O Tribunal Constitucional de Espanha suspendeu esta terça-feira de manhã a lei aprovada pelo parlamento regional da Catalunha, que previa os procedimentos a seguir após uma vitória do “Sim” no referendo à independência, marcado para 1 de outubro. A decisão, noticiada pela Cadena Ser, foi tomada um dia depois de centenas de milhares de pessoas se terem manifestado em Barcelona na tradicional Diada, a maior concentração anual pró-independência.

A lei em questão, que é oficialmente designada como “Lei da transitoriedade jurídica e fundacional da República”, estipulava um período de um ano para ser criada uma Constituição catalã; estabelecia que o Tribunal Superior de Justiça da Catalunha passaria a funcionar como o Tribunal Supremo Catalão; garantia amnistia a todos aqueles que fossem referenciados pela justiça a propósito do “processo” independentista; e designava como chefe de Estado o presidente da Generalitat — atualmente, Carles Puigdemont.
..........
**TAREFAS DO EXERCÍCIO:**
A – Que quatro medidas previa a lei suspensa, segundo a notícia sobre a lei catalã?
B – Prossiga a notícia sobre a suspensão da lei catalã a partir da última frase apresentada.
As linhas que se seguem nada têm a ver com a notícia sobre a lei catalã.

Entradas de dados guardadas
..........
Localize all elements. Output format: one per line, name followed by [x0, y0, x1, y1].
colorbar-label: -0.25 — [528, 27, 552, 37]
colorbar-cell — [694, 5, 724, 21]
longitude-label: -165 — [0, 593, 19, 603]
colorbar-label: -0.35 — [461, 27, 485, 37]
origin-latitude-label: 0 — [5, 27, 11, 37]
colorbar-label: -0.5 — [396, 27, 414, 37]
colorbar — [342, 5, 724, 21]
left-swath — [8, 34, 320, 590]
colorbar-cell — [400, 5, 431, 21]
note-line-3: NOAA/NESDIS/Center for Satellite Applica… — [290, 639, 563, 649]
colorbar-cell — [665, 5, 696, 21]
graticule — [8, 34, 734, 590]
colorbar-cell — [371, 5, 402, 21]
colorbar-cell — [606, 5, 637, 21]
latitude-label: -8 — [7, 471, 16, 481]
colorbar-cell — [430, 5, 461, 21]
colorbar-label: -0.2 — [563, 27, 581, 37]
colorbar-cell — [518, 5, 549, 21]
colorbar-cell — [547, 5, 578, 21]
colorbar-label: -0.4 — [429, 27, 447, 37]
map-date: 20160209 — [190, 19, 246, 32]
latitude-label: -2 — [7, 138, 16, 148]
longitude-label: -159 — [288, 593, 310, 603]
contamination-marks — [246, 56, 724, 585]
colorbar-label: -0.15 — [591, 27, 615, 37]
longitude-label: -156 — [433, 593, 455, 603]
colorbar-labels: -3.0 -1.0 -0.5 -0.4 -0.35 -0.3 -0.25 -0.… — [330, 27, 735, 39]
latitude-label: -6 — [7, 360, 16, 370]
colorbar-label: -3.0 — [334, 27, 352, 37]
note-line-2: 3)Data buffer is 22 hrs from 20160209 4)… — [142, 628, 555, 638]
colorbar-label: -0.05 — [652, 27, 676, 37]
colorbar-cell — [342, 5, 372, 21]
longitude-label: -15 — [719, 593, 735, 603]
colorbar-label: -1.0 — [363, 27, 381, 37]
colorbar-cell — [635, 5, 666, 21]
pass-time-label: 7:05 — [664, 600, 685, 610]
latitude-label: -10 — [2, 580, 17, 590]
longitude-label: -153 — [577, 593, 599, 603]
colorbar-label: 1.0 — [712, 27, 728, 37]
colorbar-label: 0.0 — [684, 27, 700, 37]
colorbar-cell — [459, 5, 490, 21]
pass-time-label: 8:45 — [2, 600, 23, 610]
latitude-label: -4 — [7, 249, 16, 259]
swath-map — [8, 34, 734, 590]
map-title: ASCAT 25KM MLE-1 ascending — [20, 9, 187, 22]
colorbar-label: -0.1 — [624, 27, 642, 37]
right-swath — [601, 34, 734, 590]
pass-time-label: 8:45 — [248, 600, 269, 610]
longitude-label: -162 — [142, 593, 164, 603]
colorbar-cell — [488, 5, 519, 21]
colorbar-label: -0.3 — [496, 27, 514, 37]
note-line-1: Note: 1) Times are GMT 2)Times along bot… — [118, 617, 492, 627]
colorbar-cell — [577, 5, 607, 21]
..........
**RESPOSTAS DA ATIVIDADE:**
A –
- Um período de um ano para ser criada uma Constituição catalã.
- O Tribunal Superior de Justiça da Catalunha passaria a funcionar como o Tribunal Supremo Catalão.
- Amnistia a todos aqueles que fossem referenciados pela justiça a propósito do "processo" independentista.
- O presidente da Generalitat, atualmente Carles Puigdemont, seria designado chefe de Estado.

B –
Agora, com esta decisão do tribunal mais importante de Espanha, a lei da transitoriedade fica sem efeito durante pelo menos cinco meses.

A suspensão desta lei por parte do Tribunal Constitucional é mais um episódio no já longo confronto entre as instituições centrais espanholas e a câmara legislativa da Catalunha, ou mais precisamente os partidos independentistas que a integram.

Já na quinta-feira passada, horas antes de o parlamento regional da Catalunha ter aprovado a lei que esta terça-feira é suspensa, o Tribunal Constitucional se tinha reunido de emergência. Dessa reunião, resultou a declaração de que o referendo marcado para dia 1 de outubro é “ilegal”.